↓
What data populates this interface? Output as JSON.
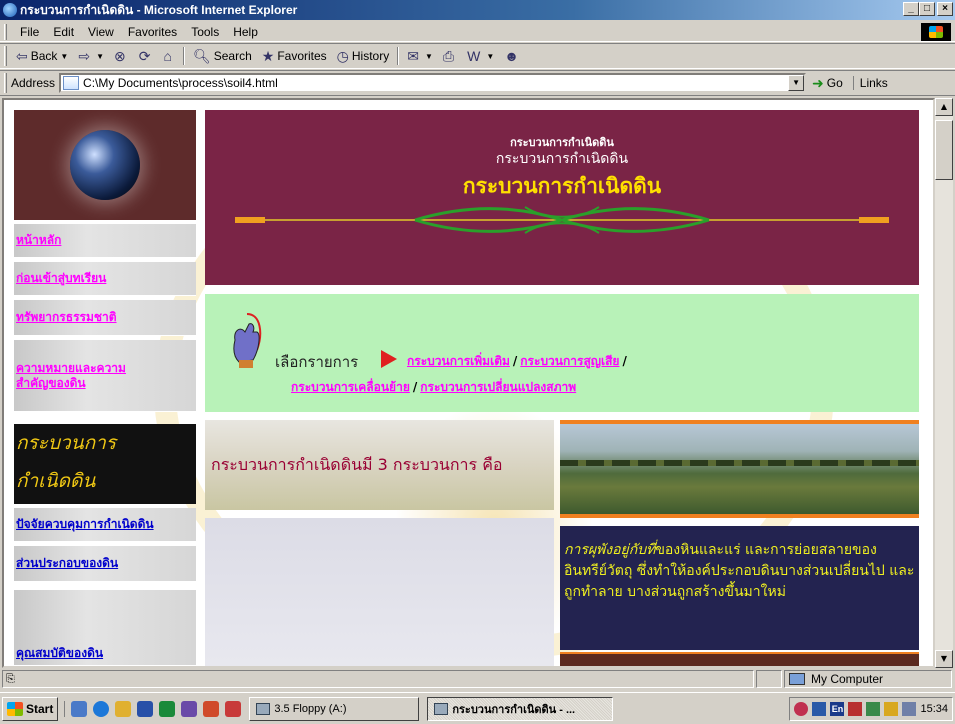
{
  "window": {
    "title": "กระบวนการกำเนิดดิน - Microsoft Internet Explorer",
    "buttons": {
      "minimize": "_",
      "maximize": "□",
      "close": "×"
    }
  },
  "menubar": {
    "items": [
      {
        "label": "File"
      },
      {
        "label": "Edit"
      },
      {
        "label": "View"
      },
      {
        "label": "Favorites"
      },
      {
        "label": "Tools"
      },
      {
        "label": "Help"
      }
    ]
  },
  "toolbar": {
    "back_label": "Back",
    "search_label": "Search",
    "favorites_label": "Favorites",
    "history_label": "History"
  },
  "address": {
    "label": "Address",
    "value": "C:\\My Documents\\process\\soil4.html",
    "go_label": "Go",
    "links_label": "Links"
  },
  "page": {
    "banner": {
      "line1": "กระบวนการกำเนิดดิน",
      "line2": "กระบวนการกำเนิดดิน",
      "line3": "กระบวนการกำเนิดดิน"
    },
    "nav": [
      {
        "label": "หน้าหลัก"
      },
      {
        "label": "ก่อนเข้าสู่บทเรียน"
      },
      {
        "label": "ทรัพยากรธรรมชาติ"
      },
      {
        "label": "ความหมายและความสำคัญของดิน"
      }
    ],
    "current_section": {
      "line1": "กระบวนการ",
      "line2": "กำเนิดดิน"
    },
    "nav_more": [
      {
        "label": "ปัจจัยควบคุมการกำเนิดดิน"
      },
      {
        "label": "ส่วนประกอบของดิน"
      },
      {
        "label": "คุณสมบัติของดิน"
      }
    ],
    "choose_label": "เลือกรายการ",
    "process_links": [
      {
        "label": "กระบวนการเพิ่มเติม"
      },
      {
        "label": "กระบวนการสูญเสีย"
      },
      {
        "label": "กระบวนการเคลื่อนย้าย"
      },
      {
        "label": "กระบวนการเปลี่ยนแปลงสภาพ"
      }
    ],
    "intro": "กระบวนการกำเนิดดินมี 3 กระบวนการ คือ",
    "description": {
      "italic": "การผุพังอยู่กับที่",
      "rest": "ของหินและแร่ และการย่อยสลายของอินทรีย์วัตถุ ซึ่งทำให้องค์ประกอบดินบางส่วนเปลี่ยนไป และถูกทำลาย บางส่วนถูกสร้างขึ้นมาใหม่"
    }
  },
  "statusbar": {
    "zone": "My Computer"
  },
  "taskbar": {
    "start_label": "Start",
    "tasks": [
      {
        "label": "3.5 Floppy (A:)"
      },
      {
        "label": "กระบวนการกำเนิดดิน - ..."
      }
    ],
    "tray_lang": "En",
    "clock": "15:34"
  }
}
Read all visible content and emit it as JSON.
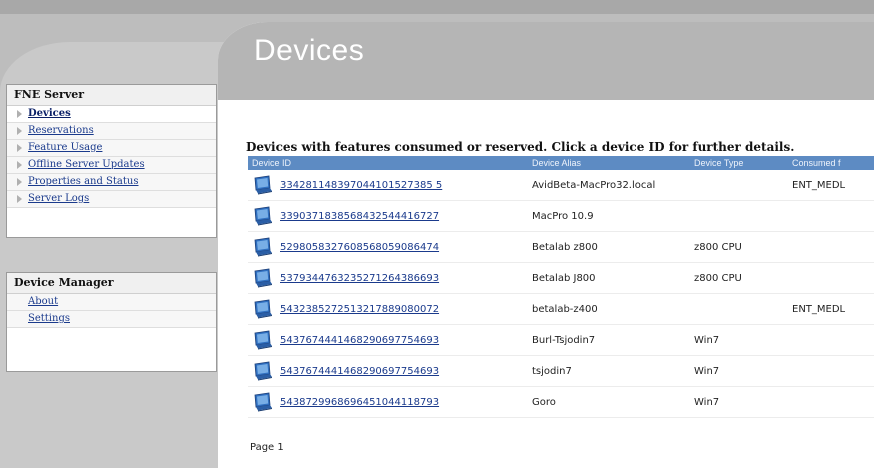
{
  "sidebar": {
    "fne": {
      "title": "FNE Server",
      "items": [
        {
          "label": "Devices"
        },
        {
          "label": "Reservations"
        },
        {
          "label": "Feature Usage"
        },
        {
          "label": "Offline Server Updates"
        },
        {
          "label": "Properties and Status"
        },
        {
          "label": "Server Logs"
        }
      ]
    },
    "device_manager": {
      "title": "Device Manager",
      "items": [
        {
          "label": "About"
        },
        {
          "label": "Settings"
        }
      ]
    }
  },
  "main": {
    "title": "Devices",
    "subtitle": "Devices with features consumed or reserved. Click a device ID for further details.",
    "table": {
      "columns": [
        "Device ID",
        "Device Alias",
        "Device Type",
        "Consumed f"
      ],
      "rows": [
        {
          "id": "334281148397044101527385 5",
          "alias": "AvidBeta-MacPro32.local",
          "type": "",
          "consumed": "ENT_MEDL"
        },
        {
          "id": "3390371838568432544416727",
          "alias": "MacPro 10.9",
          "type": "",
          "consumed": ""
        },
        {
          "id": "5298058327608568059086474",
          "alias": "Betalab z800",
          "type": "z800 CPU",
          "consumed": ""
        },
        {
          "id": "5379344763235271264386693",
          "alias": "Betalab J800",
          "type": "z800 CPU",
          "consumed": ""
        },
        {
          "id": "5432385272513217889080072",
          "alias": "betalab-z400",
          "type": "",
          "consumed": "ENT_MEDL"
        },
        {
          "id": "5437674441468290697754693",
          "alias": "Burl-Tsjodin7",
          "type": "Win7",
          "consumed": ""
        },
        {
          "id": "5437674441468290697754693",
          "alias": "tsjodin7",
          "type": "Win7",
          "consumed": ""
        },
        {
          "id": "5438729968696451044118793",
          "alias": "Goro",
          "type": "Win7",
          "consumed": ""
        }
      ]
    },
    "pagination": "Page 1"
  },
  "icons": {
    "device_icon": "monitor-icon",
    "nav_arrow": "triangle-right-icon"
  },
  "colors": {
    "header_gray": "#b5b5b5",
    "table_header_blue": "#5d8bc3",
    "link_blue": "#1a3a8c"
  }
}
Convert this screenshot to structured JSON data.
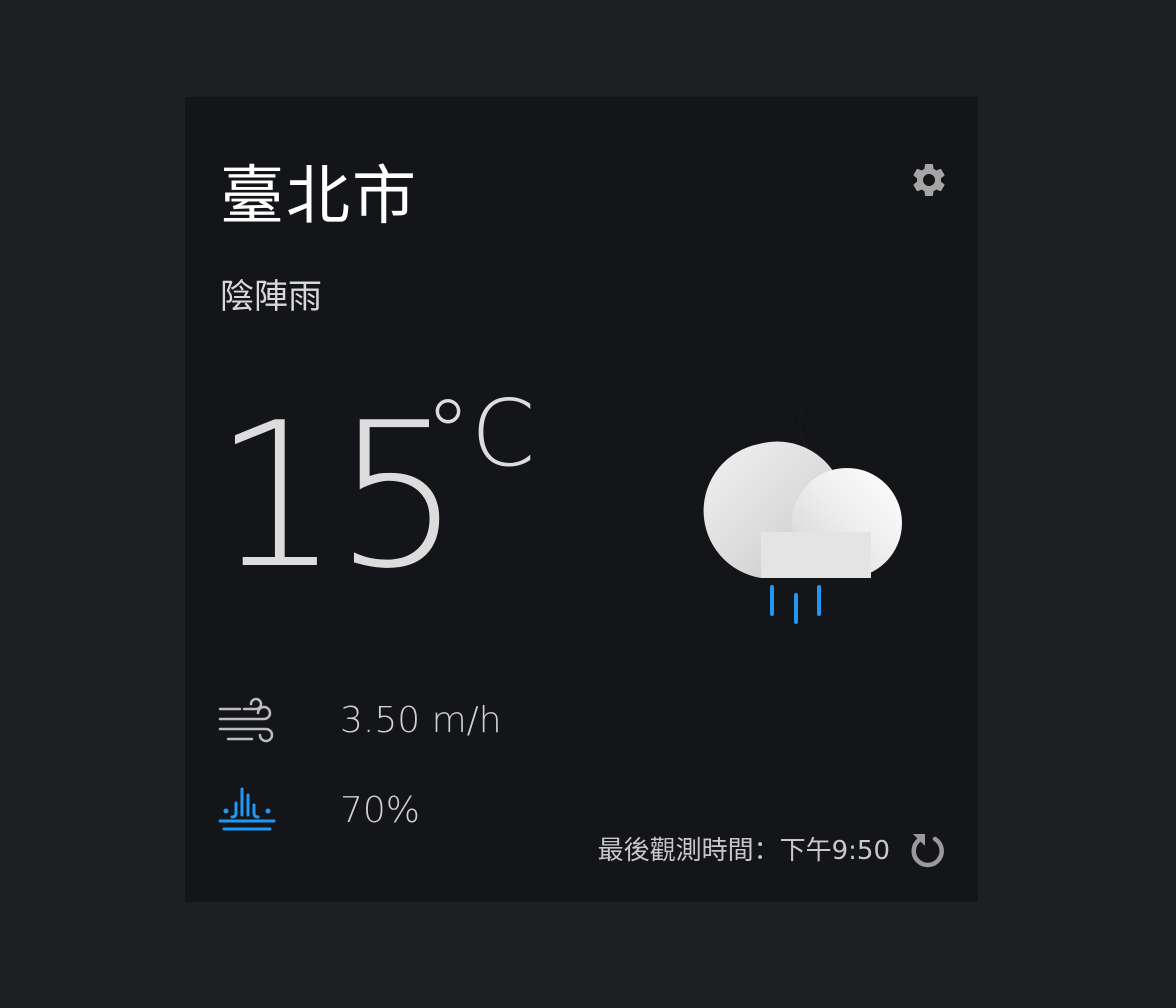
↑
Using the records above, find and show each line with the string "Devices".

SOLUTION =
          "label": "Devices"
    "title": "Devices",
    "subtitle": "Devices with features consumed or reserved. Click a device ID for further details.",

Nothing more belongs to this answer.